---------- DATASET EXTRACT ----------

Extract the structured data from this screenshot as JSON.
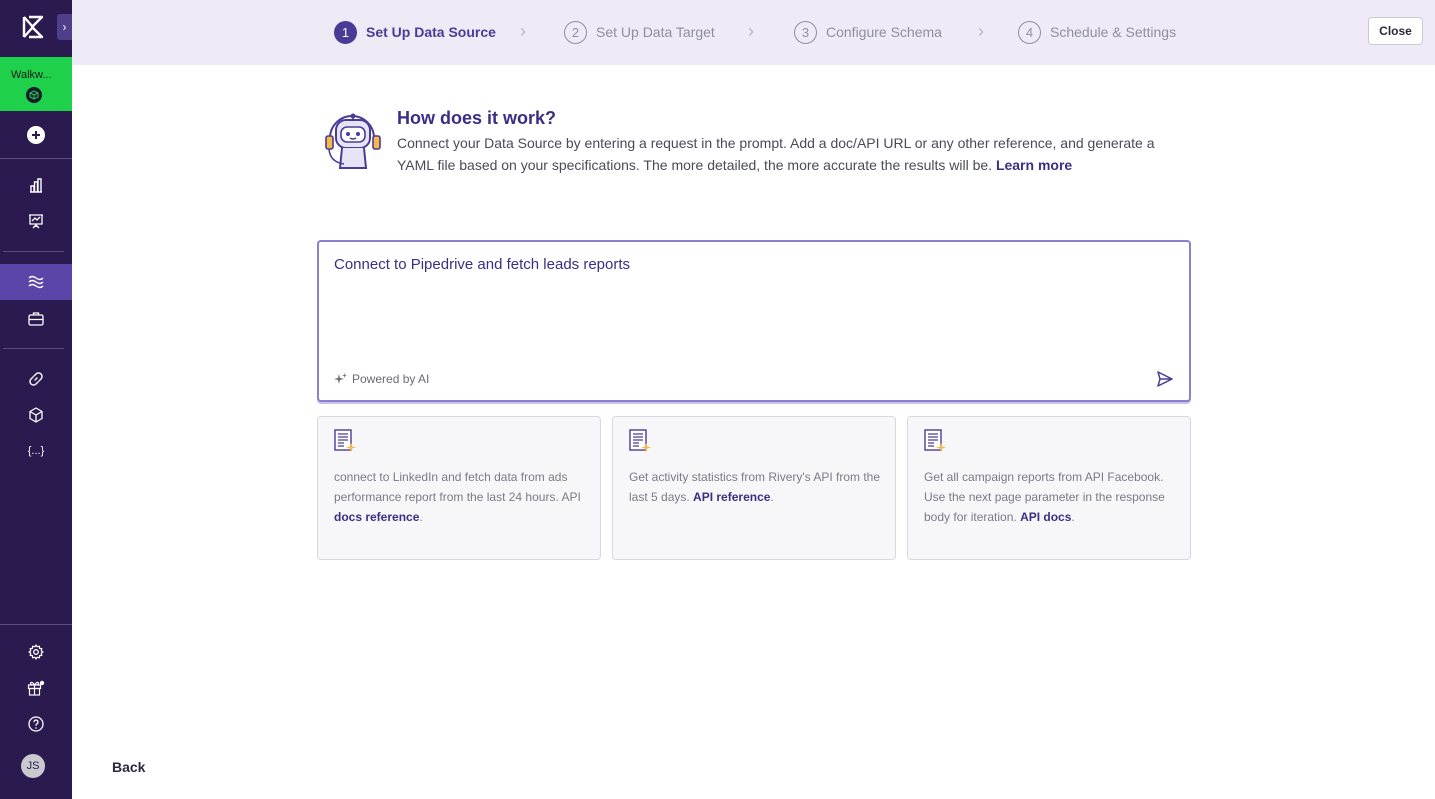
{
  "sidebar": {
    "workspace_name": "Walkw...",
    "avatar_initials": "JS",
    "expand_glyph": "›",
    "items": [
      {
        "name": "sidebar-item-create",
        "icon": "plus-circle-icon"
      },
      {
        "name": "sidebar-item-dashboard",
        "icon": "bar-chart-icon"
      },
      {
        "name": "sidebar-item-monitoring",
        "icon": "presentation-icon"
      },
      {
        "name": "sidebar-item-rivers",
        "icon": "waves-icon",
        "active": true
      },
      {
        "name": "sidebar-item-kits",
        "icon": "briefcase-icon"
      },
      {
        "name": "sidebar-item-connections",
        "icon": "link-icon"
      },
      {
        "name": "sidebar-item-blueprints",
        "icon": "cube-icon"
      },
      {
        "name": "sidebar-item-variables",
        "icon": "braces-icon"
      },
      {
        "name": "sidebar-item-settings",
        "icon": "gear-icon"
      },
      {
        "name": "sidebar-item-whats-new",
        "icon": "gift-icon"
      },
      {
        "name": "sidebar-item-help",
        "icon": "help-icon"
      }
    ],
    "variables_glyph": "{...}"
  },
  "wizard": {
    "steps": [
      {
        "number": "1",
        "label": "Set Up Data Source",
        "active": true
      },
      {
        "number": "2",
        "label": "Set Up Data Target",
        "active": false
      },
      {
        "number": "3",
        "label": "Configure Schema",
        "active": false
      },
      {
        "number": "4",
        "label": "Schedule & Settings",
        "active": false
      }
    ],
    "chevron": "›",
    "close_label": "Close"
  },
  "info": {
    "title": "How does it work?",
    "text": "Connect your Data Source by entering a request in the prompt. Add a doc/API URL or any other reference, and generate a YAML file based on your specifications. The more detailed, the more accurate the results will be.",
    "link": "Learn more"
  },
  "prompt": {
    "value": "Connect to Pipedrive and fetch leads reports",
    "powered_by": "Powered by AI"
  },
  "examples": [
    {
      "text": "connect to LinkedIn and fetch data from ads performance report from the last 24 hours. API",
      "link": "docs reference",
      "suffix": "."
    },
    {
      "text": "Get activity statistics from Rivery's API from the last 5 days.",
      "link": "API reference",
      "suffix": "."
    },
    {
      "text": "Get all campaign reports from API Facebook. Use the next page parameter in the response body for iteration.",
      "link": "API docs",
      "suffix": "."
    }
  ],
  "footer": {
    "back_label": "Back"
  },
  "colors": {
    "sidebar_bg": "#2a1a4f",
    "accent": "#4a3c96",
    "workspace_green": "#1fd14a"
  }
}
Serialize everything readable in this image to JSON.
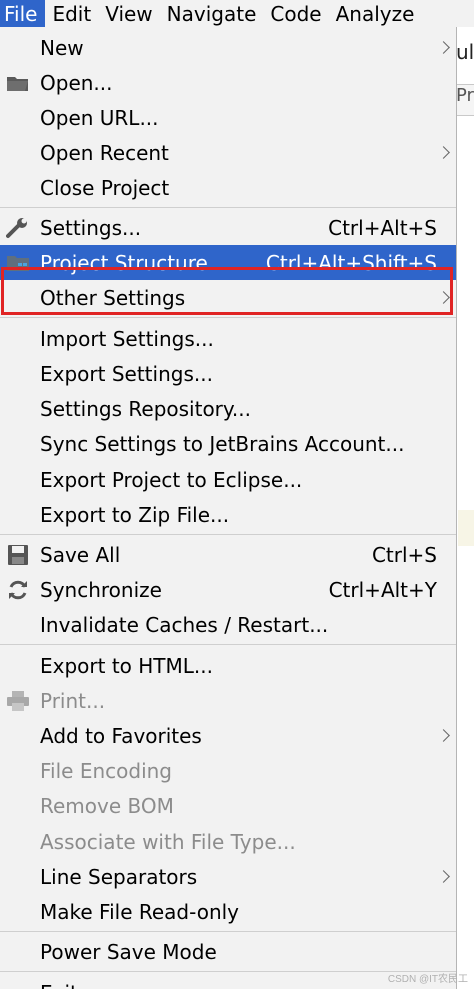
{
  "menubar": {
    "items": [
      "File",
      "Edit",
      "View",
      "Navigate",
      "Code",
      "Analyze"
    ]
  },
  "editor": {
    "tab_fragment": "ula",
    "tab2_fragment": "Pr"
  },
  "menu": {
    "items": [
      {
        "label": "New",
        "submenu": true
      },
      {
        "label": "Open...",
        "icon": "folder-icon"
      },
      {
        "label": "Open URL..."
      },
      {
        "label": "Open Recent",
        "submenu": true
      },
      {
        "label": "Close Project"
      },
      {
        "label": "Settings...",
        "shortcut": "Ctrl+Alt+S",
        "icon": "wrench-icon"
      },
      {
        "label": "Project Structure...",
        "shortcut": "Ctrl+Alt+Shift+S",
        "icon": "project-structure-icon",
        "selected": true
      },
      {
        "label": "Other Settings",
        "submenu": true
      },
      {
        "label": "Import Settings..."
      },
      {
        "label": "Export Settings..."
      },
      {
        "label": "Settings Repository..."
      },
      {
        "label": "Sync Settings to JetBrains Account..."
      },
      {
        "label": "Export Project to Eclipse..."
      },
      {
        "label": "Export to Zip File..."
      },
      {
        "label": "Save All",
        "shortcut": "Ctrl+S",
        "icon": "save-icon"
      },
      {
        "label": "Synchronize",
        "shortcut": "Ctrl+Alt+Y",
        "icon": "sync-icon"
      },
      {
        "label": "Invalidate Caches / Restart..."
      },
      {
        "label": "Export to HTML..."
      },
      {
        "label": "Print...",
        "icon": "printer-icon",
        "disabled": true
      },
      {
        "label": "Add to Favorites",
        "submenu": true
      },
      {
        "label": "File Encoding",
        "disabled": true
      },
      {
        "label": "Remove BOM",
        "disabled": true
      },
      {
        "label": "Associate with File Type...",
        "disabled": true
      },
      {
        "label": "Line Separators",
        "submenu": true
      },
      {
        "label": "Make File Read-only"
      },
      {
        "label": "Power Save Mode"
      },
      {
        "label": "Exit"
      }
    ]
  },
  "colors": {
    "selection": "#2f65ca",
    "highlight_box": "#e02424",
    "menu_bg": "#f2f2f2"
  },
  "watermark": "CSDN @IT农民工"
}
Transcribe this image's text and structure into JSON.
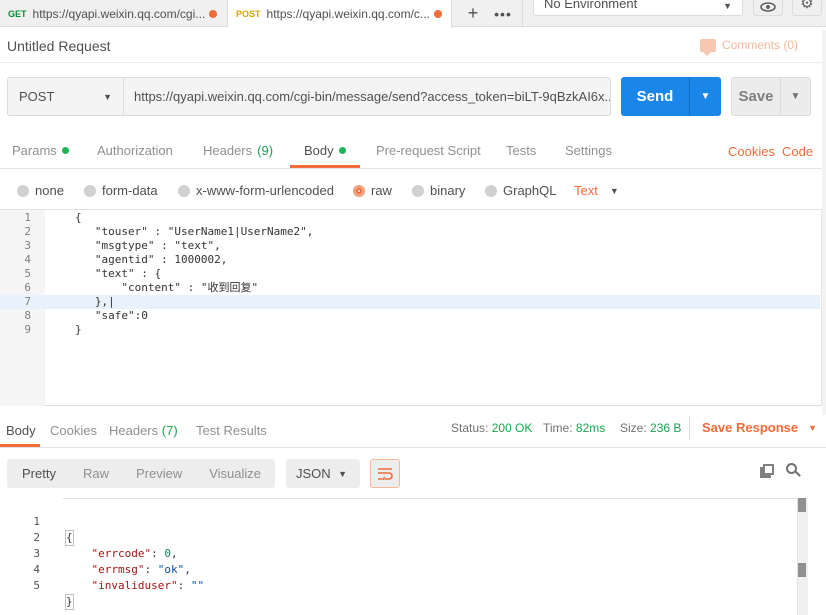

----------

STATED EXERCISE =
Lines that include the word "shortcut" are to be extracted from the data above.

RESULT OF THIS TASK =
        "shortcut": "Ctrl+Alt+S",
        "shortcut": "Ctrl+Alt+Shift+S",
        "shortcut": "Ctrl+S",
        "shortcut": "Ctrl+Alt+Y",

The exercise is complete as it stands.